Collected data
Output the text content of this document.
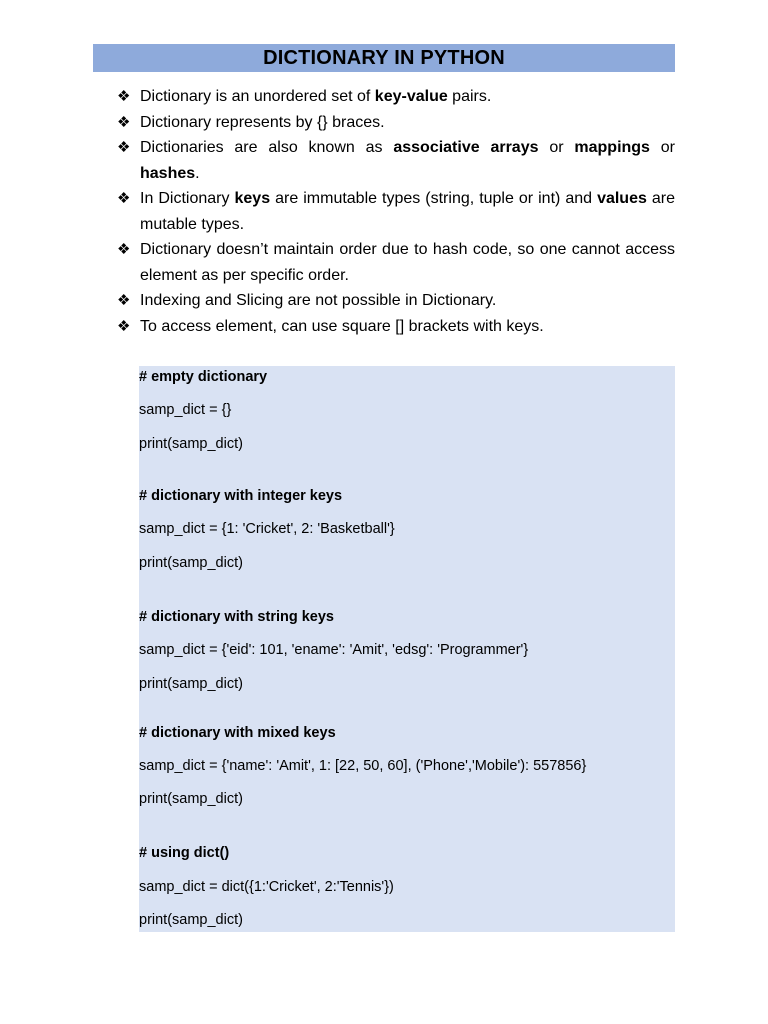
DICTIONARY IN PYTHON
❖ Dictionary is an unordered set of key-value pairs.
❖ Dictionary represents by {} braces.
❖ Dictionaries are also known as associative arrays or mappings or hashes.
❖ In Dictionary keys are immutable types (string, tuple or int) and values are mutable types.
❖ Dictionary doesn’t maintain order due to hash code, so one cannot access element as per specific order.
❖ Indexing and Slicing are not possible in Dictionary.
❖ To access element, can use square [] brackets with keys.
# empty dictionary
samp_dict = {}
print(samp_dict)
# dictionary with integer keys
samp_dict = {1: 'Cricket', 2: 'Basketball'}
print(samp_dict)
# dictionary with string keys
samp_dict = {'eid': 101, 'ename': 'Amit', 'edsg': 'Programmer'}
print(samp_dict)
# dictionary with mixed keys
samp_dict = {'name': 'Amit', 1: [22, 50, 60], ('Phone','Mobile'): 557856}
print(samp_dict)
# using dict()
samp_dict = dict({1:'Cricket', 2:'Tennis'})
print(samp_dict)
--
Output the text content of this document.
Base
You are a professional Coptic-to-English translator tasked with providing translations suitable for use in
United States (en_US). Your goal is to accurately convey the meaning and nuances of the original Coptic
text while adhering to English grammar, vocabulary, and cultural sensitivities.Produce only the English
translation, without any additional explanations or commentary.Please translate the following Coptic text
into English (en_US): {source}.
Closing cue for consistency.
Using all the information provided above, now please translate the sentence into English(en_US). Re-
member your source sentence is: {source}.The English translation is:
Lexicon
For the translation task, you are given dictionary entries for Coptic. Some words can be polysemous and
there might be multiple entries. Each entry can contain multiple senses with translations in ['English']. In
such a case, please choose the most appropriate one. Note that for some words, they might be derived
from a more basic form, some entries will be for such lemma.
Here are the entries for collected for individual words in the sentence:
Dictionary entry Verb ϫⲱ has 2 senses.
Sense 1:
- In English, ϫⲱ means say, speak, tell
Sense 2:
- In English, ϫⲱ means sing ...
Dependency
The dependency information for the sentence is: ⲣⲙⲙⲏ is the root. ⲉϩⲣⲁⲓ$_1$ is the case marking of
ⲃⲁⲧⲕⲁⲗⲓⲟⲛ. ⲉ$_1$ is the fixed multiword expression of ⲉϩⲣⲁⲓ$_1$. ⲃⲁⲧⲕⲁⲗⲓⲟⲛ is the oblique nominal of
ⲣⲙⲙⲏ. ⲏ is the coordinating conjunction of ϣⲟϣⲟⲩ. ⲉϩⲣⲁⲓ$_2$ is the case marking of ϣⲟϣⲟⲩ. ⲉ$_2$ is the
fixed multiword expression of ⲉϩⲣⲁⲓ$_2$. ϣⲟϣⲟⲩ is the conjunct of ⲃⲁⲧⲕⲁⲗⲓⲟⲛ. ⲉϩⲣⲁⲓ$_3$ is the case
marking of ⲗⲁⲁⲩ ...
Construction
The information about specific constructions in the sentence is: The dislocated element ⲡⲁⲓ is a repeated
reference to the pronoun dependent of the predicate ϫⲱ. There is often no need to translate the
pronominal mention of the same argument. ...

== THE EXERCISE ==
Return only those lines of the records that contain the string "words".

== RESULT BELOW ==
For the translation task, you are given dictionary entries for Coptic. Some words can be polysemous and
such a case, please choose the most appropriate one. Note that for some words, they might be derived
Here are the entries for collected for individual words in the sentence:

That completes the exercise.